STATED PROBLEM:
Below is some material; transcribe all of it exactly.

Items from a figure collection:
▼
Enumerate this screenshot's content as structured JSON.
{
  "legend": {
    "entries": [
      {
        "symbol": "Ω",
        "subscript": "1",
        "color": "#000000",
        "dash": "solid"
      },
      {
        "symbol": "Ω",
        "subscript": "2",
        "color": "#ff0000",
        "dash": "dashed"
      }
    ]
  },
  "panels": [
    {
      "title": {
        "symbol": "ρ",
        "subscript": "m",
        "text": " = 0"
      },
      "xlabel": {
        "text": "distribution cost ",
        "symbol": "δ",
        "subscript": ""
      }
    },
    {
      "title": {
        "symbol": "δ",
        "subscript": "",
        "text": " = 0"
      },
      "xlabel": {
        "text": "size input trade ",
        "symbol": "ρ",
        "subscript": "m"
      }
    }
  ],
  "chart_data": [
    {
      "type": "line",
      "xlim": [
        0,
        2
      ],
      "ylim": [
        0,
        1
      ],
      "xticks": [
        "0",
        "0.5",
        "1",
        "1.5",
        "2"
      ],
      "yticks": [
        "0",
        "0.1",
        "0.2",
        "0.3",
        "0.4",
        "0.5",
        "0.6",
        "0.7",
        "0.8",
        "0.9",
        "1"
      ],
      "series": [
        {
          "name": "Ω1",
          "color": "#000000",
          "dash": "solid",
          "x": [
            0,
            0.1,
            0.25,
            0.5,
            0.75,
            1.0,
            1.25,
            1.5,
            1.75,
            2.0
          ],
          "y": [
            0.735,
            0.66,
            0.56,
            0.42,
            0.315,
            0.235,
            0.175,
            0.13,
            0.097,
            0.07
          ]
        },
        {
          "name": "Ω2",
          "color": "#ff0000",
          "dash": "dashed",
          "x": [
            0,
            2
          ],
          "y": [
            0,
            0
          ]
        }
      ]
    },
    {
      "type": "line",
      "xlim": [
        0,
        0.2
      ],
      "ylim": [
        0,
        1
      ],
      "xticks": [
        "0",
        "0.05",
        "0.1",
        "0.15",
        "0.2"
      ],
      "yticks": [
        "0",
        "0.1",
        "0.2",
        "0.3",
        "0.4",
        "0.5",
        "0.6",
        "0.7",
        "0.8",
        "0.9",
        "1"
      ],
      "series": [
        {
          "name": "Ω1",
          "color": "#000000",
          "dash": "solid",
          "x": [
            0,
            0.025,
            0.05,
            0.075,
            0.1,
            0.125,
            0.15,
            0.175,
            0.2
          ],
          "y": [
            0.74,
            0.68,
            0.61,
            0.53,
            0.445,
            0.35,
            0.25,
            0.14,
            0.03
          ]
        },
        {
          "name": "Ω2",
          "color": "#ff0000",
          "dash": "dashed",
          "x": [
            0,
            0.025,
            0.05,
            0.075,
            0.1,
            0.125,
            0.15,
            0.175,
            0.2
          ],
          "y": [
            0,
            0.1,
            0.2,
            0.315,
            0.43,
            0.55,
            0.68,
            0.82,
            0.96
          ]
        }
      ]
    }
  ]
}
▲
RESULT OF THIS EXERCISE:
Enumerate this screenshot's content as structured JSON.
{
  "legend": {
    "entries": [
      {
        "symbol": "Ω",
        "subscript": "1",
        "color": "#000000",
        "dash": "solid"
      },
      {
        "symbol": "Ω",
        "subscript": "2",
        "color": "#ff0000",
        "dash": "dashed"
      }
    ]
  },
  "panels": [
    {
      "title": {
        "symbol": "ρ",
        "subscript": "m",
        "text": " = 0"
      },
      "xlabel": {
        "text": "distribution cost ",
        "symbol": "δ",
        "subscript": ""
      }
    },
    {
      "title": {
        "symbol": "δ",
        "subscript": "",
        "text": " = 0"
      },
      "xlabel": {
        "text": "size input trade ",
        "symbol": "ρ",
        "subscript": "m"
      }
    }
  ],
  "chart_data": [
    {
      "type": "line",
      "xlim": [
        0,
        2
      ],
      "ylim": [
        0,
        1
      ],
      "xticks": [
        "0",
        "0.5",
        "1",
        "1.5",
        "2"
      ],
      "yticks": [
        "0",
        "0.1",
        "0.2",
        "0.3",
        "0.4",
        "0.5",
        "0.6",
        "0.7",
        "0.8",
        "0.9",
        "1"
      ],
      "series": [
        {
          "name": "Ω1",
          "color": "#000000",
          "dash": "solid",
          "x": [
            0,
            0.1,
            0.25,
            0.5,
            0.75,
            1.0,
            1.25,
            1.5,
            1.75,
            2.0
          ],
          "y": [
            0.735,
            0.66,
            0.56,
            0.42,
            0.315,
            0.235,
            0.175,
            0.13,
            0.097,
            0.07
          ]
        },
        {
          "name": "Ω2",
          "color": "#ff0000",
          "dash": "dashed",
          "x": [
            0,
            2
          ],
          "y": [
            0,
            0
          ]
        }
      ]
    },
    {
      "type": "line",
      "xlim": [
        0,
        0.2
      ],
      "ylim": [
        0,
        1
      ],
      "xticks": [
        "0",
        "0.05",
        "0.1",
        "0.15",
        "0.2"
      ],
      "yticks": [
        "0",
        "0.1",
        "0.2",
        "0.3",
        "0.4",
        "0.5",
        "0.6",
        "0.7",
        "0.8",
        "0.9",
        "1"
      ],
      "series": [
        {
          "name": "Ω1",
          "color": "#000000",
          "dash": "solid",
          "x": [
            0,
            0.025,
            0.05,
            0.075,
            0.1,
            0.125,
            0.15,
            0.175,
            0.2
          ],
          "y": [
            0.74,
            0.68,
            0.61,
            0.53,
            0.445,
            0.35,
            0.25,
            0.14,
            0.03
          ]
        },
        {
          "name": "Ω2",
          "color": "#ff0000",
          "dash": "dashed",
          "x": [
            0,
            0.025,
            0.05,
            0.075,
            0.1,
            0.125,
            0.15,
            0.175,
            0.2
          ],
          "y": [
            0,
            0.1,
            0.2,
            0.315,
            0.43,
            0.55,
            0.68,
            0.82,
            0.96
          ]
        }
      ]
    }
  ]
}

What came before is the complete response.